/---
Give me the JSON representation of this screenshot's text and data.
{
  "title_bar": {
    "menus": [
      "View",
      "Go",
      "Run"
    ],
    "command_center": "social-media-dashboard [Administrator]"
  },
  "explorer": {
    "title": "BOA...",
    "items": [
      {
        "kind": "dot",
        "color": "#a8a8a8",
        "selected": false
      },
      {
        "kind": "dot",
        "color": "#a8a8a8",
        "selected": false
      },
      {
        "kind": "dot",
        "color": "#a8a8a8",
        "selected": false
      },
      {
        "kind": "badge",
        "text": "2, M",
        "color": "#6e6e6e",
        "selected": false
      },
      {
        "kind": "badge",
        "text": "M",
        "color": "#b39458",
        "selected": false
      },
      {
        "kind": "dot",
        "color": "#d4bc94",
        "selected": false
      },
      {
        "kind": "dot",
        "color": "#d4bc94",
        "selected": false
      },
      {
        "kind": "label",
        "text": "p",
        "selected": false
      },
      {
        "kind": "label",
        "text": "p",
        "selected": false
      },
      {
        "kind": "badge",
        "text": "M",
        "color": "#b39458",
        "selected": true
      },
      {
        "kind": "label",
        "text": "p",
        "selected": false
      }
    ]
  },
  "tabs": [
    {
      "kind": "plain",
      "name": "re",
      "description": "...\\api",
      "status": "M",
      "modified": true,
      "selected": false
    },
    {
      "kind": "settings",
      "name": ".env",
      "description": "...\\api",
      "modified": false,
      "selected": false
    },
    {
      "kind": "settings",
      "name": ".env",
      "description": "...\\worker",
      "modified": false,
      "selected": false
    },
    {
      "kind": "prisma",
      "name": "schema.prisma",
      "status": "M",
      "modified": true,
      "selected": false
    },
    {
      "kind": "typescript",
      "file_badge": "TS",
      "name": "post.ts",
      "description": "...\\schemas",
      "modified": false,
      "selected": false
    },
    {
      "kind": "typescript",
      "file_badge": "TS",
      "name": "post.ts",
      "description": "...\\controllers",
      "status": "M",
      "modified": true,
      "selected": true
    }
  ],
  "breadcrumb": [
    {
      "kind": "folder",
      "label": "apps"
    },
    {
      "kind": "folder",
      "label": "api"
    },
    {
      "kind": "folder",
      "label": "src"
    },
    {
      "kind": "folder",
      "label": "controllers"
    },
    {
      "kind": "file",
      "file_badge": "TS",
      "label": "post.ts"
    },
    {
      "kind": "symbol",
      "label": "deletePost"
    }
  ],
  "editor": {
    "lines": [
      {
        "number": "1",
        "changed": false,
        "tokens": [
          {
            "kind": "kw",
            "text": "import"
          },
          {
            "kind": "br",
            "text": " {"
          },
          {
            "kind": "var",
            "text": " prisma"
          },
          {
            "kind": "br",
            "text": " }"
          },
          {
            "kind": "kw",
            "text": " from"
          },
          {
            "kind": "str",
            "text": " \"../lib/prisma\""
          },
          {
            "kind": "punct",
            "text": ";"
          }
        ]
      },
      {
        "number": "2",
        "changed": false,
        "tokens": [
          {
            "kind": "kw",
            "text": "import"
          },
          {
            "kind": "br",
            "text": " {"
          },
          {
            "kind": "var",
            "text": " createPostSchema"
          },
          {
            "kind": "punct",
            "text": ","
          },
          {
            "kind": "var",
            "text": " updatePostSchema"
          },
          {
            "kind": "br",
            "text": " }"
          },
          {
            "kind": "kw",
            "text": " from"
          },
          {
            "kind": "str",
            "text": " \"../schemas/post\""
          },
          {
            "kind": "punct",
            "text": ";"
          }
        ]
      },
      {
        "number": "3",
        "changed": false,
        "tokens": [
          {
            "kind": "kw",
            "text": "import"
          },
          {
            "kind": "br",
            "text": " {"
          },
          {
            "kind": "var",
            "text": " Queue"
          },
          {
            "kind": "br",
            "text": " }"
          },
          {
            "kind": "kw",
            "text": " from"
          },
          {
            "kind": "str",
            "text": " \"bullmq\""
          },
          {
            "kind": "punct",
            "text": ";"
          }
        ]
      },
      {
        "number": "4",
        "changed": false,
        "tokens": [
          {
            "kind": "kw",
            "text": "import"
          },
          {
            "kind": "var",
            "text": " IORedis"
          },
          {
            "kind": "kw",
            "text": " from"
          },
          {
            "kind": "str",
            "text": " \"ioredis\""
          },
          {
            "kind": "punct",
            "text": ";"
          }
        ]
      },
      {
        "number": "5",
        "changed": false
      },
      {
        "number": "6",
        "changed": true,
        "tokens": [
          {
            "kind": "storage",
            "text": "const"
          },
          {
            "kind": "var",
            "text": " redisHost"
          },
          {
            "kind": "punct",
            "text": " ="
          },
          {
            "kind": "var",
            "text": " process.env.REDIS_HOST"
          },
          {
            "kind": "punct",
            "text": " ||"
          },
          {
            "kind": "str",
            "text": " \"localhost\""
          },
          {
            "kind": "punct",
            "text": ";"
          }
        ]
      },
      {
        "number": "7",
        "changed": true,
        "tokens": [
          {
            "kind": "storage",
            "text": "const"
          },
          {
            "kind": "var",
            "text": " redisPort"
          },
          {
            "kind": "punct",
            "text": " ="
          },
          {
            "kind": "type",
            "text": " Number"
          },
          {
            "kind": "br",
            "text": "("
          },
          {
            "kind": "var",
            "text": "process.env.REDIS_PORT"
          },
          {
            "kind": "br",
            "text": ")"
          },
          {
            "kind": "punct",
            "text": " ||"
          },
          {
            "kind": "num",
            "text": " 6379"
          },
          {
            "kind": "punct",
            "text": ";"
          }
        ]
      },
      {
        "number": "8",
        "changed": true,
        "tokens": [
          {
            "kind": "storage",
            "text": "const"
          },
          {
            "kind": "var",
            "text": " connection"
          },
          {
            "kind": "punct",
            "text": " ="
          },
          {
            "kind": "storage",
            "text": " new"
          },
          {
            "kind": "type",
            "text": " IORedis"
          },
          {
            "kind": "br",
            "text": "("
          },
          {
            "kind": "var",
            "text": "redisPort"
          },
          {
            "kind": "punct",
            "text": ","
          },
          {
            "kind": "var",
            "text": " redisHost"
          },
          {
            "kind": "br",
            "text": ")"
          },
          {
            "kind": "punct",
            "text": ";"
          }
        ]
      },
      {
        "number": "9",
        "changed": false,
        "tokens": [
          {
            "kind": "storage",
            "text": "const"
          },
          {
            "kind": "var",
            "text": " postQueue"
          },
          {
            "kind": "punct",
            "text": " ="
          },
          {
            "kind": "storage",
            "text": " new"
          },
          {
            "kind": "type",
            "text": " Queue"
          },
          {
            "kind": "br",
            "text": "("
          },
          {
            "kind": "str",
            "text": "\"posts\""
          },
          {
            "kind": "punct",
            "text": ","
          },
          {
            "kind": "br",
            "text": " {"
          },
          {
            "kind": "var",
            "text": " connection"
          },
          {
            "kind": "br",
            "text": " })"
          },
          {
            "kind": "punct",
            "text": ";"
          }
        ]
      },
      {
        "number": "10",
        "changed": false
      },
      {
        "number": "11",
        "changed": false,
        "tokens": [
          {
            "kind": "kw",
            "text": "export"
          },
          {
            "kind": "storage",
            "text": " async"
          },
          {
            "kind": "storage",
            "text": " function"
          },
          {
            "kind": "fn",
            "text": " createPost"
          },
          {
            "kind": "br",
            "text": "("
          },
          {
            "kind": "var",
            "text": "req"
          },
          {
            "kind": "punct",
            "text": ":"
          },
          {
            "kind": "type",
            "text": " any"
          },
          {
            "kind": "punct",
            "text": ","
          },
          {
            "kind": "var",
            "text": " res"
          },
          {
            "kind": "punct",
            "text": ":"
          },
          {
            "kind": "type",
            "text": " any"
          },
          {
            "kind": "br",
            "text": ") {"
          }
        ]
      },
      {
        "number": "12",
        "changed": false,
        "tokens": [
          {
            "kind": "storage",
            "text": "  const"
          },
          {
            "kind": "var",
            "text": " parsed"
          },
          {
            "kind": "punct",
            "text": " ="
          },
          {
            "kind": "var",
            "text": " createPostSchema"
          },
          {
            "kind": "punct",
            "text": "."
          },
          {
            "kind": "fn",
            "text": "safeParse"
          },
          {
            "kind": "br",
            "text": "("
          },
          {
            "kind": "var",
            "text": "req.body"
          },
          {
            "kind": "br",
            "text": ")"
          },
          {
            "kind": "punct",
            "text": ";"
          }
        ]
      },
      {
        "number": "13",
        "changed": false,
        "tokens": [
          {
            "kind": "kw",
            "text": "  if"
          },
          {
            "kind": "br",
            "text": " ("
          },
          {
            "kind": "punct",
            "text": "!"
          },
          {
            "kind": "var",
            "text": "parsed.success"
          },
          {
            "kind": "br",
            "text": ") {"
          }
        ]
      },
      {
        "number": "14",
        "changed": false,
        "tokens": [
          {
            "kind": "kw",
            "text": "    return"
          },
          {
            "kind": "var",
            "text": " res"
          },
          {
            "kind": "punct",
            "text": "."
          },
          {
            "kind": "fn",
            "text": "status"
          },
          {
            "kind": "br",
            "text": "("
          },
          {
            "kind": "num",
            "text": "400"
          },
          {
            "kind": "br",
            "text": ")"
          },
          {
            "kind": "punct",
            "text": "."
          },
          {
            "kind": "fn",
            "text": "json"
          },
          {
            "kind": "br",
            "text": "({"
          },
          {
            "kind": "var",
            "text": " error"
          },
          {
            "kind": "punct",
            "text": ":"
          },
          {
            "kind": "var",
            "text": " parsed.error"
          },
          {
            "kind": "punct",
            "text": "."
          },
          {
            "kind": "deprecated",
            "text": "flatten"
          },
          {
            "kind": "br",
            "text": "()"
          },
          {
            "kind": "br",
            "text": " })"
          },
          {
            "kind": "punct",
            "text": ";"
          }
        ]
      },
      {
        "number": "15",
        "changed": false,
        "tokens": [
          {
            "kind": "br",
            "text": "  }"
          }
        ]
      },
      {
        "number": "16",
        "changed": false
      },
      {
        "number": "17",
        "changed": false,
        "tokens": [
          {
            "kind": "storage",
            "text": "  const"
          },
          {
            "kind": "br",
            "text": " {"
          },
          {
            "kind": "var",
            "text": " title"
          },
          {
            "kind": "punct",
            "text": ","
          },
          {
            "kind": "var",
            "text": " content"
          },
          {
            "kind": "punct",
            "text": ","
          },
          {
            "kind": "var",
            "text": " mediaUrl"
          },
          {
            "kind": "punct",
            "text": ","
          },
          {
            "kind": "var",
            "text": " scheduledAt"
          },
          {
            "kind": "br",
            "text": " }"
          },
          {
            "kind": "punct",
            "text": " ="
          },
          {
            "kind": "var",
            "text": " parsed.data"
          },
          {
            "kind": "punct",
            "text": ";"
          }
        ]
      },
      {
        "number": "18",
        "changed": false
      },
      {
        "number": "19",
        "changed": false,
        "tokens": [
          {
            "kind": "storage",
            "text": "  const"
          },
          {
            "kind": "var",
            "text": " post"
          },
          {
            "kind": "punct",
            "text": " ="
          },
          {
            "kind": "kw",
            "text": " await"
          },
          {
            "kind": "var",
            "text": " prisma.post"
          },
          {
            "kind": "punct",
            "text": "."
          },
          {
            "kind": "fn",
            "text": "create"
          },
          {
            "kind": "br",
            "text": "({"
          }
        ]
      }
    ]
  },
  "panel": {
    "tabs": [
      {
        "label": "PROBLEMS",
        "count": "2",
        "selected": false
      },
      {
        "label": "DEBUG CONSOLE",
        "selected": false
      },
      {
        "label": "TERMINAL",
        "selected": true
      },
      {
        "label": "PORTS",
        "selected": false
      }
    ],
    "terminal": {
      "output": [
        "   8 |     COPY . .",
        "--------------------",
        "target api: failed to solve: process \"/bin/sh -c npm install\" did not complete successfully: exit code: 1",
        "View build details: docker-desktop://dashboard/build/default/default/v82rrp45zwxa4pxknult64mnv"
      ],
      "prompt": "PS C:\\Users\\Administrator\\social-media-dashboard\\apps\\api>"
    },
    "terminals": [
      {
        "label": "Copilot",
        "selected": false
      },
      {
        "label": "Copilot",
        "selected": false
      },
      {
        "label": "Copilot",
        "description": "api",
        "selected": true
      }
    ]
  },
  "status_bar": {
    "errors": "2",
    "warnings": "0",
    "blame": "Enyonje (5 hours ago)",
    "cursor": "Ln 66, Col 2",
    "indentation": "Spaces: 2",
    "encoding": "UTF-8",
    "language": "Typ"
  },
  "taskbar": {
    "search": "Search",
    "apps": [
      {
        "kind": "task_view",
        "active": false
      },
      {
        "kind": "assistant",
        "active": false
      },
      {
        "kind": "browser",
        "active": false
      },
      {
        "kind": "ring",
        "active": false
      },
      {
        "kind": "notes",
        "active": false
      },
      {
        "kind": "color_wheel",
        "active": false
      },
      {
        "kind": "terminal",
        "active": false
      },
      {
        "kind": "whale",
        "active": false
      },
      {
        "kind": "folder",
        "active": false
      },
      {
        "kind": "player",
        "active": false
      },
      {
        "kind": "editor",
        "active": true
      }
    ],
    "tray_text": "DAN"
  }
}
\---
Determine the number of lines containing "parsed". Write only that number.

### EXERCISE ANSWER
4